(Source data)
::::
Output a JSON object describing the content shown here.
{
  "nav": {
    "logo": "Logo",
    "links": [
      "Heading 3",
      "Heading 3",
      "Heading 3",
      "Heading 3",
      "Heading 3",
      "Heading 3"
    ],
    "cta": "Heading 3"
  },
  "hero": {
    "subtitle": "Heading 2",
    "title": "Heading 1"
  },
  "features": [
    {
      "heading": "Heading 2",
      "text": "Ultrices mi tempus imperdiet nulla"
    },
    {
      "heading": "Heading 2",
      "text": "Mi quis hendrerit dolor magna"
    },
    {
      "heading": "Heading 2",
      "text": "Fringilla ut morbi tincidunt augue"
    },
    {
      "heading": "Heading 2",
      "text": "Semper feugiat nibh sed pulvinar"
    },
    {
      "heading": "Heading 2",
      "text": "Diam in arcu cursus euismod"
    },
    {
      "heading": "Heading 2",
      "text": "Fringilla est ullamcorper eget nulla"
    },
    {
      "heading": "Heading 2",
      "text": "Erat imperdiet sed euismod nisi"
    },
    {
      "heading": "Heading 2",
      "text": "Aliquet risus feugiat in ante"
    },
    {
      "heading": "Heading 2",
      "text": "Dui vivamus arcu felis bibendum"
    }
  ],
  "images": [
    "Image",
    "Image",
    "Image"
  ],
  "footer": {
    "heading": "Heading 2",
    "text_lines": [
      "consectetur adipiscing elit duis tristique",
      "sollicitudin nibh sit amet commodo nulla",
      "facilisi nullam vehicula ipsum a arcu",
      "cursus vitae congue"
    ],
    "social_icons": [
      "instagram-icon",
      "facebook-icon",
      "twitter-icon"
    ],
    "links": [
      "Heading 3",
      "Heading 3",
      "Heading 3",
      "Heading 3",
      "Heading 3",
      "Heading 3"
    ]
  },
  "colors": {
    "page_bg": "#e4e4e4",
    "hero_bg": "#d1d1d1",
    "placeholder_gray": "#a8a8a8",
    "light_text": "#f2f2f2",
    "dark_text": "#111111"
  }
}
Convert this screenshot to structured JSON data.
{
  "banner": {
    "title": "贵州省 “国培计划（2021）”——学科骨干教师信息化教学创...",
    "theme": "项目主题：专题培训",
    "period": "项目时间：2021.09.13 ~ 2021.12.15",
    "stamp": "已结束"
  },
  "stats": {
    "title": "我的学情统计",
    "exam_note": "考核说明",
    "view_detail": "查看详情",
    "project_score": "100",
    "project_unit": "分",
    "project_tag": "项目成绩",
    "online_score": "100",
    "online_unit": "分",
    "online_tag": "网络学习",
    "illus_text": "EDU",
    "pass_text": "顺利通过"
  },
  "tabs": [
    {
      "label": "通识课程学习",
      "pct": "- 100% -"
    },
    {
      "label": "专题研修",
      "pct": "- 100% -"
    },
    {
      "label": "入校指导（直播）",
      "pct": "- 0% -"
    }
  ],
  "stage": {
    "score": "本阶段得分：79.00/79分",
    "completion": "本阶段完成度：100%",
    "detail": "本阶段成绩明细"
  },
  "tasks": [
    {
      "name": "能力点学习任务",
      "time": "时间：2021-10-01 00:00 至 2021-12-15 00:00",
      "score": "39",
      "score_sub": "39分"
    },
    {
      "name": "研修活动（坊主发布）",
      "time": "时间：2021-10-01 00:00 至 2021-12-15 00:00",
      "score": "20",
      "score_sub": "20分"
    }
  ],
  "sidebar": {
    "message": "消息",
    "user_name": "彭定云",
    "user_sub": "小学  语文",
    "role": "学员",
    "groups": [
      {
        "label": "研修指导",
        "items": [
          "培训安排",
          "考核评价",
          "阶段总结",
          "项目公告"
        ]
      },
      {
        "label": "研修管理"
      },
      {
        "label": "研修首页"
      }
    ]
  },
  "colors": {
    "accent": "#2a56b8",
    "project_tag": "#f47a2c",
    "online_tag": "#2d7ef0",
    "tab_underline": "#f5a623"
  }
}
::::
**What to produce**
Repeat the data exactly. Leave nothing out.

**The output**
Output a JSON object describing the content shown here.
{
  "nav": {
    "logo": "Logo",
    "links": [
      "Heading 3",
      "Heading 3",
      "Heading 3",
      "Heading 3",
      "Heading 3",
      "Heading 3"
    ],
    "cta": "Heading 3"
  },
  "hero": {
    "subtitle": "Heading 2",
    "title": "Heading 1"
  },
  "features": [
    {
      "heading": "Heading 2",
      "text": "Ultrices mi tempus imperdiet nulla"
    },
    {
      "heading": "Heading 2",
      "text": "Mi quis hendrerit dolor magna"
    },
    {
      "heading": "Heading 2",
      "text": "Fringilla ut morbi tincidunt augue"
    },
    {
      "heading": "Heading 2",
      "text": "Semper feugiat nibh sed pulvinar"
    },
    {
      "heading": "Heading 2",
      "text": "Diam in arcu cursus euismod"
    },
    {
      "heading": "Heading 2",
      "text": "Fringilla est ullamcorper eget nulla"
    },
    {
      "heading": "Heading 2",
      "text": "Erat imperdiet sed euismod nisi"
    },
    {
      "heading": "Heading 2",
      "text": "Aliquet risus feugiat in ante"
    },
    {
      "heading": "Heading 2",
      "text": "Dui vivamus arcu felis bibendum"
    }
  ],
  "images": [
    "Image",
    "Image",
    "Image"
  ],
  "footer": {
    "heading": "Heading 2",
    "text_lines": [
      "consectetur adipiscing elit duis tristique",
      "sollicitudin nibh sit amet commodo nulla",
      "facilisi nullam vehicula ipsum a arcu",
      "cursus vitae congue"
    ],
    "social_icons": [
      "instagram-icon",
      "facebook-icon",
      "twitter-icon"
    ],
    "links": [
      "Heading 3",
      "Heading 3",
      "Heading 3",
      "Heading 3",
      "Heading 3",
      "Heading 3"
    ]
  },
  "colors": {
    "page_bg": "#e4e4e4",
    "hero_bg": "#d1d1d1",
    "placeholder_gray": "#a8a8a8",
    "light_text": "#f2f2f2",
    "dark_text": "#111111"
  }
}
Convert this screenshot to structured JSON data.
{
  "banner": {
    "title": "贵州省 “国培计划（2021）”——学科骨干教师信息化教学创...",
    "theme": "项目主题：专题培训",
    "period": "项目时间：2021.09.13 ~ 2021.12.15",
    "stamp": "已结束"
  },
  "stats": {
    "title": "我的学情统计",
    "exam_note": "考核说明",
    "view_detail": "查看详情",
    "project_score": "100",
    "project_unit": "分",
    "project_tag": "项目成绩",
    "online_score": "100",
    "online_unit": "分",
    "online_tag": "网络学习",
    "illus_text": "EDU",
    "pass_text": "顺利通过"
  },
  "tabs": [
    {
      "label": "通识课程学习",
      "pct": "- 100% -"
    },
    {
      "label": "专题研修",
      "pct": "- 100% -"
    },
    {
      "label": "入校指导（直播）",
      "pct": "- 0% -"
    }
  ],
  "stage": {
    "score": "本阶段得分：79.00/79分",
    "completion": "本阶段完成度：100%",
    "detail": "本阶段成绩明细"
  },
  "tasks": [
    {
      "name": "能力点学习任务",
      "time": "时间：2021-10-01 00:00 至 2021-12-15 00:00",
      "score": "39",
      "score_sub": "39分"
    },
    {
      "name": "研修活动（坊主发布）",
      "time": "时间：2021-10-01 00:00 至 2021-12-15 00:00",
      "score": "20",
      "score_sub": "20分"
    }
  ],
  "sidebar": {
    "message": "消息",
    "user_name": "彭定云",
    "user_sub": "小学  语文",
    "role": "学员",
    "groups": [
      {
        "label": "研修指导",
        "items": [
          "培训安排",
          "考核评价",
          "阶段总结",
          "项目公告"
        ]
      },
      {
        "label": "研修管理"
      },
      {
        "label": "研修首页"
      }
    ]
  },
  "colors": {
    "accent": "#2a56b8",
    "project_tag": "#f47a2c",
    "online_tag": "#2d7ef0",
    "tab_underline": "#f5a623"
  }
}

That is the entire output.